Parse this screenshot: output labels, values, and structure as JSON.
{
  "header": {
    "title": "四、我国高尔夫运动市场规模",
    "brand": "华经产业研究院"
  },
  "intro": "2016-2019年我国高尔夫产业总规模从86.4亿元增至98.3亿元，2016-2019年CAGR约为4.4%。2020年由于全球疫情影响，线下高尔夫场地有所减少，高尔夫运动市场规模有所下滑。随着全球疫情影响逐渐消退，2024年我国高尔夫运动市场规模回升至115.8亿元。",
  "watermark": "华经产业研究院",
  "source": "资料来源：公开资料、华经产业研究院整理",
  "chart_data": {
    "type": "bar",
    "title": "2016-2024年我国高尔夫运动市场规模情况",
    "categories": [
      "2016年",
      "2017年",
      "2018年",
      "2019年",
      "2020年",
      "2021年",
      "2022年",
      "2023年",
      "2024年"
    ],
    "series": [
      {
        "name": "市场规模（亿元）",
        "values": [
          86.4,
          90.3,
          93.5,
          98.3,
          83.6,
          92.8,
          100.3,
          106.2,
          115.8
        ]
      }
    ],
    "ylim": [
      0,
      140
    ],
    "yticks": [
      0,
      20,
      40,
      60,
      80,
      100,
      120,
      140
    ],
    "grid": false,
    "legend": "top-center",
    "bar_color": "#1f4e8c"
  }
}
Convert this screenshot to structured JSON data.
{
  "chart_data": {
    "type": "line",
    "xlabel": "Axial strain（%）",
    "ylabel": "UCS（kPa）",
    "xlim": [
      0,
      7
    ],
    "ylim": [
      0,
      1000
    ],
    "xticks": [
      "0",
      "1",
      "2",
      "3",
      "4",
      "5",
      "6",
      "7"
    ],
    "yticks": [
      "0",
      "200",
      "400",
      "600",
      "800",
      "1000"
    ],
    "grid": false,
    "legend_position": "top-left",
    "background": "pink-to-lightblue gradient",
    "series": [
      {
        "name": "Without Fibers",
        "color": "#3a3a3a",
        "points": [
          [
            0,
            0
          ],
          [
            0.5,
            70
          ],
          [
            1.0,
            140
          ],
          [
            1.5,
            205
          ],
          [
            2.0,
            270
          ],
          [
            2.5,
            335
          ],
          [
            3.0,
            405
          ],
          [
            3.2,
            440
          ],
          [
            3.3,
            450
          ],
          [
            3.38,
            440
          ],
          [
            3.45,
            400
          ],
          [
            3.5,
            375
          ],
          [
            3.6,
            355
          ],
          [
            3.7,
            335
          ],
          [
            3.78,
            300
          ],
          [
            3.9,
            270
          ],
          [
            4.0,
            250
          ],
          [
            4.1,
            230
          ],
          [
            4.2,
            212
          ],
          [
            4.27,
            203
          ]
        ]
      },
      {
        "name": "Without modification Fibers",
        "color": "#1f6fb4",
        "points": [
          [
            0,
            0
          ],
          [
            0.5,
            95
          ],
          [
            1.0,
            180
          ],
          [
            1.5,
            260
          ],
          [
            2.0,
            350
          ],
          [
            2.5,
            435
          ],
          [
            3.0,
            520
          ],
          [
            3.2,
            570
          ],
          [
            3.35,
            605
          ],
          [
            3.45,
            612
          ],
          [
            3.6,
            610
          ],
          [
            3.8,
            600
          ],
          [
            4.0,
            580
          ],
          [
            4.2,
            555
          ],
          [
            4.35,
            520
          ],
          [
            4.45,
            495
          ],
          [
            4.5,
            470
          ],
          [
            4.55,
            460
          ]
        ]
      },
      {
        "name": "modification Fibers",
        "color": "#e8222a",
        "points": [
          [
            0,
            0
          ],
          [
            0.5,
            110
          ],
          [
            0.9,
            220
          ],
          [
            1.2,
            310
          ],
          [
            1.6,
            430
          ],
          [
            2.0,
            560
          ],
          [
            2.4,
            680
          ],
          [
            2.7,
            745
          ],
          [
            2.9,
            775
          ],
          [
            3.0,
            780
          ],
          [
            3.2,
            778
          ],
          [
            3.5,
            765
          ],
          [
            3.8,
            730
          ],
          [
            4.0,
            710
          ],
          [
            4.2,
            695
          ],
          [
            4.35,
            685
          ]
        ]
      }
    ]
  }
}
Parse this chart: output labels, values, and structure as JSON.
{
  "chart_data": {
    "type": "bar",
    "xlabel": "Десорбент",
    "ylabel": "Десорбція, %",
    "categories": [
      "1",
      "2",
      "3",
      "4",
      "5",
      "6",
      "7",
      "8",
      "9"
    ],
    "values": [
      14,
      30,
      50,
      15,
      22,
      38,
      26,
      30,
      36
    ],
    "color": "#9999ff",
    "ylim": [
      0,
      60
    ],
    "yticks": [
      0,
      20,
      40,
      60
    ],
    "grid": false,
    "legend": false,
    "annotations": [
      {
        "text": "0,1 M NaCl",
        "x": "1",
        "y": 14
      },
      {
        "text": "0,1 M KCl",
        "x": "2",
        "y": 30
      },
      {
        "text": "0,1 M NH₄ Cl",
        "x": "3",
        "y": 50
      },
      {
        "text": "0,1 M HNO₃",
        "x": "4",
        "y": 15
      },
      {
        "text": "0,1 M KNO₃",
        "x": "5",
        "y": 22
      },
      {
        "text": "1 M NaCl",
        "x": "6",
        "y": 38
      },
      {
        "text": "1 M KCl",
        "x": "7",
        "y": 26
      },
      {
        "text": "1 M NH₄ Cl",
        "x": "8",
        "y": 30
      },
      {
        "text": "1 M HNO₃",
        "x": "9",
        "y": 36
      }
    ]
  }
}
○ ○ ○ ○ ○ ○ ○
→ **TASK STATEMENT**
Each record above should be restated word for word.

→ **REPLY TO THE TASK**
Parse this screenshot: output labels, values, and structure as JSON.
{
  "header": {
    "title": "四、我国高尔夫运动市场规模",
    "brand": "华经产业研究院"
  },
  "intro": "2016-2019年我国高尔夫产业总规模从86.4亿元增至98.3亿元，2016-2019年CAGR约为4.4%。2020年由于全球疫情影响，线下高尔夫场地有所减少，高尔夫运动市场规模有所下滑。随着全球疫情影响逐渐消退，2024年我国高尔夫运动市场规模回升至115.8亿元。",
  "watermark": "华经产业研究院",
  "source": "资料来源：公开资料、华经产业研究院整理",
  "chart_data": {
    "type": "bar",
    "title": "2016-2024年我国高尔夫运动市场规模情况",
    "categories": [
      "2016年",
      "2017年",
      "2018年",
      "2019年",
      "2020年",
      "2021年",
      "2022年",
      "2023年",
      "2024年"
    ],
    "series": [
      {
        "name": "市场规模（亿元）",
        "values": [
          86.4,
          90.3,
          93.5,
          98.3,
          83.6,
          92.8,
          100.3,
          106.2,
          115.8
        ]
      }
    ],
    "ylim": [
      0,
      140
    ],
    "yticks": [
      0,
      20,
      40,
      60,
      80,
      100,
      120,
      140
    ],
    "grid": false,
    "legend": "top-center",
    "bar_color": "#1f4e8c"
  }
}
Convert this screenshot to structured JSON data.
{
  "chart_data": {
    "type": "line",
    "xlabel": "Axial strain（%）",
    "ylabel": "UCS（kPa）",
    "xlim": [
      0,
      7
    ],
    "ylim": [
      0,
      1000
    ],
    "xticks": [
      "0",
      "1",
      "2",
      "3",
      "4",
      "5",
      "6",
      "7"
    ],
    "yticks": [
      "0",
      "200",
      "400",
      "600",
      "800",
      "1000"
    ],
    "grid": false,
    "legend_position": "top-left",
    "background": "pink-to-lightblue gradient",
    "series": [
      {
        "name": "Without Fibers",
        "color": "#3a3a3a",
        "points": [
          [
            0,
            0
          ],
          [
            0.5,
            70
          ],
          [
            1.0,
            140
          ],
          [
            1.5,
            205
          ],
          [
            2.0,
            270
          ],
          [
            2.5,
            335
          ],
          [
            3.0,
            405
          ],
          [
            3.2,
            440
          ],
          [
            3.3,
            450
          ],
          [
            3.38,
            440
          ],
          [
            3.45,
            400
          ],
          [
            3.5,
            375
          ],
          [
            3.6,
            355
          ],
          [
            3.7,
            335
          ],
          [
            3.78,
            300
          ],
          [
            3.9,
            270
          ],
          [
            4.0,
            250
          ],
          [
            4.1,
            230
          ],
          [
            4.2,
            212
          ],
          [
            4.27,
            203
          ]
        ]
      },
      {
        "name": "Without modification Fibers",
        "color": "#1f6fb4",
        "points": [
          [
            0,
            0
          ],
          [
            0.5,
            95
          ],
          [
            1.0,
            180
          ],
          [
            1.5,
            260
          ],
          [
            2.0,
            350
          ],
          [
            2.5,
            435
          ],
          [
            3.0,
            520
          ],
          [
            3.2,
            570
          ],
          [
            3.35,
            605
          ],
          [
            3.45,
            612
          ],
          [
            3.6,
            610
          ],
          [
            3.8,
            600
          ],
          [
            4.0,
            580
          ],
          [
            4.2,
            555
          ],
          [
            4.35,
            520
          ],
          [
            4.45,
            495
          ],
          [
            4.5,
            470
          ],
          [
            4.55,
            460
          ]
        ]
      },
      {
        "name": "modification Fibers",
        "color": "#e8222a",
        "points": [
          [
            0,
            0
          ],
          [
            0.5,
            110
          ],
          [
            0.9,
            220
          ],
          [
            1.2,
            310
          ],
          [
            1.6,
            430
          ],
          [
            2.0,
            560
          ],
          [
            2.4,
            680
          ],
          [
            2.7,
            745
          ],
          [
            2.9,
            775
          ],
          [
            3.0,
            780
          ],
          [
            3.2,
            778
          ],
          [
            3.5,
            765
          ],
          [
            3.8,
            730
          ],
          [
            4.0,
            710
          ],
          [
            4.2,
            695
          ],
          [
            4.35,
            685
          ]
        ]
      }
    ]
  }
}
Parse this chart: output labels, values, and structure as JSON.
{
  "chart_data": {
    "type": "bar",
    "xlabel": "Десорбент",
    "ylabel": "Десорбція, %",
    "categories": [
      "1",
      "2",
      "3",
      "4",
      "5",
      "6",
      "7",
      "8",
      "9"
    ],
    "values": [
      14,
      30,
      50,
      15,
      22,
      38,
      26,
      30,
      36
    ],
    "color": "#9999ff",
    "ylim": [
      0,
      60
    ],
    "yticks": [
      0,
      20,
      40,
      60
    ],
    "grid": false,
    "legend": false,
    "annotations": [
      {
        "text": "0,1 M NaCl",
        "x": "1",
        "y": 14
      },
      {
        "text": "0,1 M KCl",
        "x": "2",
        "y": 30
      },
      {
        "text": "0,1 M NH₄ Cl",
        "x": "3",
        "y": 50
      },
      {
        "text": "0,1 M HNO₃",
        "x": "4",
        "y": 15
      },
      {
        "text": "0,1 M KNO₃",
        "x": "5",
        "y": 22
      },
      {
        "text": "1 M NaCl",
        "x": "6",
        "y": 38
      },
      {
        "text": "1 M KCl",
        "x": "7",
        "y": 26
      },
      {
        "text": "1 M NH₄ Cl",
        "x": "8",
        "y": 30
      },
      {
        "text": "1 M HNO₃",
        "x": "9",
        "y": 36
      }
    ]
  }
}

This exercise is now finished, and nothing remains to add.